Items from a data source
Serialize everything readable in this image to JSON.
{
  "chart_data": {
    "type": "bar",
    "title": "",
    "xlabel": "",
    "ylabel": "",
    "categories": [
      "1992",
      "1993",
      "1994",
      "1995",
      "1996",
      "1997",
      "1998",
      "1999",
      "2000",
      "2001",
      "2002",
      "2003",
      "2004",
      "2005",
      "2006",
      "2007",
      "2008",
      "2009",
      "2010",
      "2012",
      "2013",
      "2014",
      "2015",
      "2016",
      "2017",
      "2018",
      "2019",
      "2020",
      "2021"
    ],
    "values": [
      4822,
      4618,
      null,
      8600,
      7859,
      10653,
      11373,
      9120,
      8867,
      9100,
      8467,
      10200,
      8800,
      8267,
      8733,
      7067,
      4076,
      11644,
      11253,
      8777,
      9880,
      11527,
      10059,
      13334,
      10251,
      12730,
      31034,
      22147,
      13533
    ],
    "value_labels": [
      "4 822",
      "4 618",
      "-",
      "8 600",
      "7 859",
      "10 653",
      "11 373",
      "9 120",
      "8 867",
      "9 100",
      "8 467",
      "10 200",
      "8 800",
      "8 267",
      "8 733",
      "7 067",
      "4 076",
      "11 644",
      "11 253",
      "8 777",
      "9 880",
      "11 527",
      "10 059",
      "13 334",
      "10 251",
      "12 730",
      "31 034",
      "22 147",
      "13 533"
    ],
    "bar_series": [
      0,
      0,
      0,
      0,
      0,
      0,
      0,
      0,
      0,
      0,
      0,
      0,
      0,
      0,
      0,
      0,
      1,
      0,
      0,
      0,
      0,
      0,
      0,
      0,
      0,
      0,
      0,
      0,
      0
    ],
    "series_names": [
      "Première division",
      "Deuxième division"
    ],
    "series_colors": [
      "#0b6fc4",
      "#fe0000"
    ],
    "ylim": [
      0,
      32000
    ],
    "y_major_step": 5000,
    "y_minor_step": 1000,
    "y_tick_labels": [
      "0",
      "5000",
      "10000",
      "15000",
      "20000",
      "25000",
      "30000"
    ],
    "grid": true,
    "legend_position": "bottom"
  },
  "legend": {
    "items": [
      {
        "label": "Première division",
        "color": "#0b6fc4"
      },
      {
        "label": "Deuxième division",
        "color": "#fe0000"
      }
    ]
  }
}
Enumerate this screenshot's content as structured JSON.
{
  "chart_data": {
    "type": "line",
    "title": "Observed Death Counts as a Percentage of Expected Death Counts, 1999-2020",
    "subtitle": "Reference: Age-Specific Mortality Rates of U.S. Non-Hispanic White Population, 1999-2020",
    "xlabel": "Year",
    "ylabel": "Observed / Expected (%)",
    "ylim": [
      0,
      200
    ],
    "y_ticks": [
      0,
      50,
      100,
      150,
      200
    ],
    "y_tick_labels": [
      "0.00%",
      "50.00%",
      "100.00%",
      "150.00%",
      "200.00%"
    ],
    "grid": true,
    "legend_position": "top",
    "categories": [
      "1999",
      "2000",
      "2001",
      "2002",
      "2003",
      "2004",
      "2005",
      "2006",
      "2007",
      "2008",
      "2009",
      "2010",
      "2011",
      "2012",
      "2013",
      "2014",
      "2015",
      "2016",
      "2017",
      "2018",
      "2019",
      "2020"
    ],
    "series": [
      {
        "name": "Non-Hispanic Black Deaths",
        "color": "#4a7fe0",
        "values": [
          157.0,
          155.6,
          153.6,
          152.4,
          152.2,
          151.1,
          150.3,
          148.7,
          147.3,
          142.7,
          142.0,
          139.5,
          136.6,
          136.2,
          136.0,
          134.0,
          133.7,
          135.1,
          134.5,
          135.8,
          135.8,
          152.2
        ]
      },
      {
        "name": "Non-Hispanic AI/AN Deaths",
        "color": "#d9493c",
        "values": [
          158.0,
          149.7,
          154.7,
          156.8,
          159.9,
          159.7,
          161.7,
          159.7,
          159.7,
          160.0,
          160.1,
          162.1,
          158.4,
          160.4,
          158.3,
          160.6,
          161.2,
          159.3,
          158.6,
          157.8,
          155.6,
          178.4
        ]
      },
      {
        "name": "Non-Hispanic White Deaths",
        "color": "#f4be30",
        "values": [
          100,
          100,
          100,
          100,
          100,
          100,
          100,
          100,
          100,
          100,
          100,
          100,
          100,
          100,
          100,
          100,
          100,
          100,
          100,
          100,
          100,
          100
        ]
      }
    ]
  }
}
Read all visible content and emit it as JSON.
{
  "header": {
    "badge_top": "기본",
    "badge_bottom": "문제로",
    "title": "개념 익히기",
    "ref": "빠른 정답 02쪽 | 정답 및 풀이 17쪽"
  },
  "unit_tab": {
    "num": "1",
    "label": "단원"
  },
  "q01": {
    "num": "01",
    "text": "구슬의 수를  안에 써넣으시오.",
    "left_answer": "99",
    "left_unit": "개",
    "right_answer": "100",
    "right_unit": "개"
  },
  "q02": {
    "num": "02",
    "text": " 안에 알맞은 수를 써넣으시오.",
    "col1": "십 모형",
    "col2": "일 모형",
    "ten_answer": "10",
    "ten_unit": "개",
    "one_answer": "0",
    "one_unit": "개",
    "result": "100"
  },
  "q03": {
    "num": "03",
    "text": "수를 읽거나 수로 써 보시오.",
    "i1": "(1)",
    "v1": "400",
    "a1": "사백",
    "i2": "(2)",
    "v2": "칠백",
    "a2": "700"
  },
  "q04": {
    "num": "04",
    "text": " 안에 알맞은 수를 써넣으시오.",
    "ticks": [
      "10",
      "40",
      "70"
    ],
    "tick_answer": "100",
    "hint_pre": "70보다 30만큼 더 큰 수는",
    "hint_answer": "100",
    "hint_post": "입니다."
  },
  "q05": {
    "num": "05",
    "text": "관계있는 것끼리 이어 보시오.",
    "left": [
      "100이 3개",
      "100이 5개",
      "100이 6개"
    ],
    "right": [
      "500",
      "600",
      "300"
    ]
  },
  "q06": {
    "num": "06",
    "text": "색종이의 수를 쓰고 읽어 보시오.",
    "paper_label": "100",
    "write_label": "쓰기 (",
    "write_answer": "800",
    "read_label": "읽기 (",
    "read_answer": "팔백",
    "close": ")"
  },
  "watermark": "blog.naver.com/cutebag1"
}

• _TASK BRIEF_
Extract the full listing above without altering anything.

• _ANSWER TO THE EXERCISE_
Serialize everything readable in this image to JSON.
{
  "chart_data": {
    "type": "bar",
    "title": "",
    "xlabel": "",
    "ylabel": "",
    "categories": [
      "1992",
      "1993",
      "1994",
      "1995",
      "1996",
      "1997",
      "1998",
      "1999",
      "2000",
      "2001",
      "2002",
      "2003",
      "2004",
      "2005",
      "2006",
      "2007",
      "2008",
      "2009",
      "2010",
      "2012",
      "2013",
      "2014",
      "2015",
      "2016",
      "2017",
      "2018",
      "2019",
      "2020",
      "2021"
    ],
    "values": [
      4822,
      4618,
      null,
      8600,
      7859,
      10653,
      11373,
      9120,
      8867,
      9100,
      8467,
      10200,
      8800,
      8267,
      8733,
      7067,
      4076,
      11644,
      11253,
      8777,
      9880,
      11527,
      10059,
      13334,
      10251,
      12730,
      31034,
      22147,
      13533
    ],
    "value_labels": [
      "4 822",
      "4 618",
      "-",
      "8 600",
      "7 859",
      "10 653",
      "11 373",
      "9 120",
      "8 867",
      "9 100",
      "8 467",
      "10 200",
      "8 800",
      "8 267",
      "8 733",
      "7 067",
      "4 076",
      "11 644",
      "11 253",
      "8 777",
      "9 880",
      "11 527",
      "10 059",
      "13 334",
      "10 251",
      "12 730",
      "31 034",
      "22 147",
      "13 533"
    ],
    "bar_series": [
      0,
      0,
      0,
      0,
      0,
      0,
      0,
      0,
      0,
      0,
      0,
      0,
      0,
      0,
      0,
      0,
      1,
      0,
      0,
      0,
      0,
      0,
      0,
      0,
      0,
      0,
      0,
      0,
      0
    ],
    "series_names": [
      "Première division",
      "Deuxième division"
    ],
    "series_colors": [
      "#0b6fc4",
      "#fe0000"
    ],
    "ylim": [
      0,
      32000
    ],
    "y_major_step": 5000,
    "y_minor_step": 1000,
    "y_tick_labels": [
      "0",
      "5000",
      "10000",
      "15000",
      "20000",
      "25000",
      "30000"
    ],
    "grid": true,
    "legend_position": "bottom"
  },
  "legend": {
    "items": [
      {
        "label": "Première division",
        "color": "#0b6fc4"
      },
      {
        "label": "Deuxième division",
        "color": "#fe0000"
      }
    ]
  }
}
Enumerate this screenshot's content as structured JSON.
{
  "chart_data": {
    "type": "line",
    "title": "Observed Death Counts as a Percentage of Expected Death Counts, 1999-2020",
    "subtitle": "Reference: Age-Specific Mortality Rates of U.S. Non-Hispanic White Population, 1999-2020",
    "xlabel": "Year",
    "ylabel": "Observed / Expected (%)",
    "ylim": [
      0,
      200
    ],
    "y_ticks": [
      0,
      50,
      100,
      150,
      200
    ],
    "y_tick_labels": [
      "0.00%",
      "50.00%",
      "100.00%",
      "150.00%",
      "200.00%"
    ],
    "grid": true,
    "legend_position": "top",
    "categories": [
      "1999",
      "2000",
      "2001",
      "2002",
      "2003",
      "2004",
      "2005",
      "2006",
      "2007",
      "2008",
      "2009",
      "2010",
      "2011",
      "2012",
      "2013",
      "2014",
      "2015",
      "2016",
      "2017",
      "2018",
      "2019",
      "2020"
    ],
    "series": [
      {
        "name": "Non-Hispanic Black Deaths",
        "color": "#4a7fe0",
        "values": [
          157.0,
          155.6,
          153.6,
          152.4,
          152.2,
          151.1,
          150.3,
          148.7,
          147.3,
          142.7,
          142.0,
          139.5,
          136.6,
          136.2,
          136.0,
          134.0,
          133.7,
          135.1,
          134.5,
          135.8,
          135.8,
          152.2
        ]
      },
      {
        "name": "Non-Hispanic AI/AN Deaths",
        "color": "#d9493c",
        "values": [
          158.0,
          149.7,
          154.7,
          156.8,
          159.9,
          159.7,
          161.7,
          159.7,
          159.7,
          160.0,
          160.1,
          162.1,
          158.4,
          160.4,
          158.3,
          160.6,
          161.2,
          159.3,
          158.6,
          157.8,
          155.6,
          178.4
        ]
      },
      {
        "name": "Non-Hispanic White Deaths",
        "color": "#f4be30",
        "values": [
          100,
          100,
          100,
          100,
          100,
          100,
          100,
          100,
          100,
          100,
          100,
          100,
          100,
          100,
          100,
          100,
          100,
          100,
          100,
          100,
          100,
          100
        ]
      }
    ]
  }
}
Read all visible content and emit it as JSON.
{
  "header": {
    "badge_top": "기본",
    "badge_bottom": "문제로",
    "title": "개념 익히기",
    "ref": "빠른 정답 02쪽 | 정답 및 풀이 17쪽"
  },
  "unit_tab": {
    "num": "1",
    "label": "단원"
  },
  "q01": {
    "num": "01",
    "text": "구슬의 수를  안에 써넣으시오.",
    "left_answer": "99",
    "left_unit": "개",
    "right_answer": "100",
    "right_unit": "개"
  },
  "q02": {
    "num": "02",
    "text": " 안에 알맞은 수를 써넣으시오.",
    "col1": "십 모형",
    "col2": "일 모형",
    "ten_answer": "10",
    "ten_unit": "개",
    "one_answer": "0",
    "one_unit": "개",
    "result": "100"
  },
  "q03": {
    "num": "03",
    "text": "수를 읽거나 수로 써 보시오.",
    "i1": "(1)",
    "v1": "400",
    "a1": "사백",
    "i2": "(2)",
    "v2": "칠백",
    "a2": "700"
  },
  "q04": {
    "num": "04",
    "text": " 안에 알맞은 수를 써넣으시오.",
    "ticks": [
      "10",
      "40",
      "70"
    ],
    "tick_answer": "100",
    "hint_pre": "70보다 30만큼 더 큰 수는",
    "hint_answer": "100",
    "hint_post": "입니다."
  },
  "q05": {
    "num": "05",
    "text": "관계있는 것끼리 이어 보시오.",
    "left": [
      "100이 3개",
      "100이 5개",
      "100이 6개"
    ],
    "right": [
      "500",
      "600",
      "300"
    ]
  },
  "q06": {
    "num": "06",
    "text": "색종이의 수를 쓰고 읽어 보시오.",
    "paper_label": "100",
    "write_label": "쓰기 (",
    "write_answer": "800",
    "read_label": "읽기 (",
    "read_answer": "팔백",
    "close": ")"
  },
  "watermark": "blog.naver.com/cutebag1"
}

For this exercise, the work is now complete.